Given instruction :: Write the records out again exactly, leaving no images in.

Dataset records ::
━━━━━━━━━━

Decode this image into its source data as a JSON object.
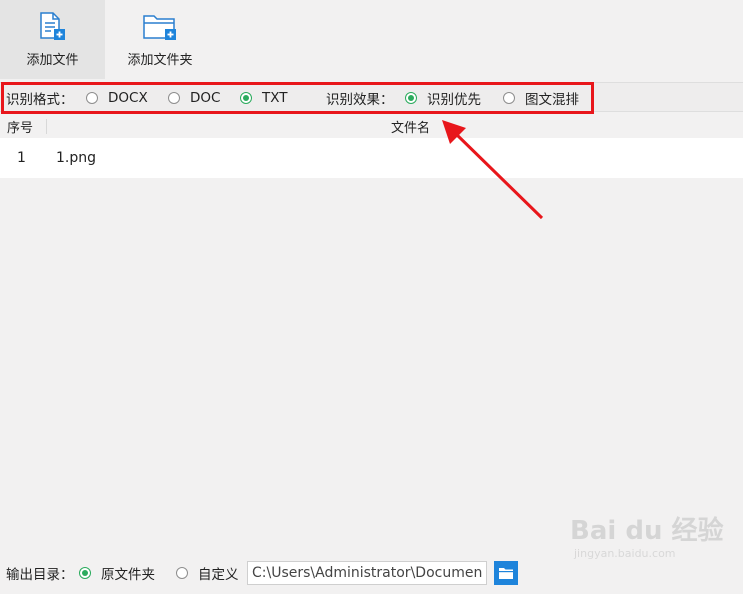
{
  "toolbar": {
    "add_file": {
      "label": "添加文件",
      "icon": "add-file-icon"
    },
    "add_folder": {
      "label": "添加文件夹",
      "icon": "add-folder-icon"
    }
  },
  "options": {
    "format_label": "识别格式：",
    "formats": [
      {
        "label": "DOCX",
        "checked": false
      },
      {
        "label": "DOC",
        "checked": false
      },
      {
        "label": "TXT",
        "checked": true
      }
    ],
    "effect_label": "识别效果：",
    "effects": [
      {
        "label": "识别优先",
        "checked": true
      },
      {
        "label": "图文混排",
        "checked": false
      }
    ]
  },
  "table": {
    "columns": {
      "seq": "序号",
      "name": "文件名"
    },
    "rows": [
      {
        "seq": "1",
        "name": "1.png"
      }
    ]
  },
  "footer": {
    "output_label": "输出目录：",
    "options": [
      {
        "label": "原文件夹",
        "checked": true
      },
      {
        "label": "自定义",
        "checked": false
      }
    ],
    "path_value": "C:\\Users\\Administrator\\Documents"
  },
  "watermark": {
    "main": "Bai du 经验",
    "sub": "jingyan.baidu.com"
  },
  "colors": {
    "accent_green": "#2bab5d",
    "highlight_red": "#e8161b",
    "icon_blue": "#1e84db"
  }
}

━━━━━━━━━━

Result for this exercise ::
Decode this image into its source data as a JSON object.
{
  "toolbar": {
    "add_file": {
      "label": "添加文件",
      "icon": "add-file-icon"
    },
    "add_folder": {
      "label": "添加文件夹",
      "icon": "add-folder-icon"
    }
  },
  "options": {
    "format_label": "识别格式：",
    "formats": [
      {
        "label": "DOCX",
        "checked": false
      },
      {
        "label": "DOC",
        "checked": false
      },
      {
        "label": "TXT",
        "checked": true
      }
    ],
    "effect_label": "识别效果：",
    "effects": [
      {
        "label": "识别优先",
        "checked": true
      },
      {
        "label": "图文混排",
        "checked": false
      }
    ]
  },
  "table": {
    "columns": {
      "seq": "序号",
      "name": "文件名"
    },
    "rows": [
      {
        "seq": "1",
        "name": "1.png"
      }
    ]
  },
  "footer": {
    "output_label": "输出目录：",
    "options": [
      {
        "label": "原文件夹",
        "checked": true
      },
      {
        "label": "自定义",
        "checked": false
      }
    ],
    "path_value": "C:\\Users\\Administrator\\Documents"
  },
  "watermark": {
    "main": "Bai du 经验",
    "sub": "jingyan.baidu.com"
  },
  "colors": {
    "accent_green": "#2bab5d",
    "highlight_red": "#e8161b",
    "icon_blue": "#1e84db"
  }
}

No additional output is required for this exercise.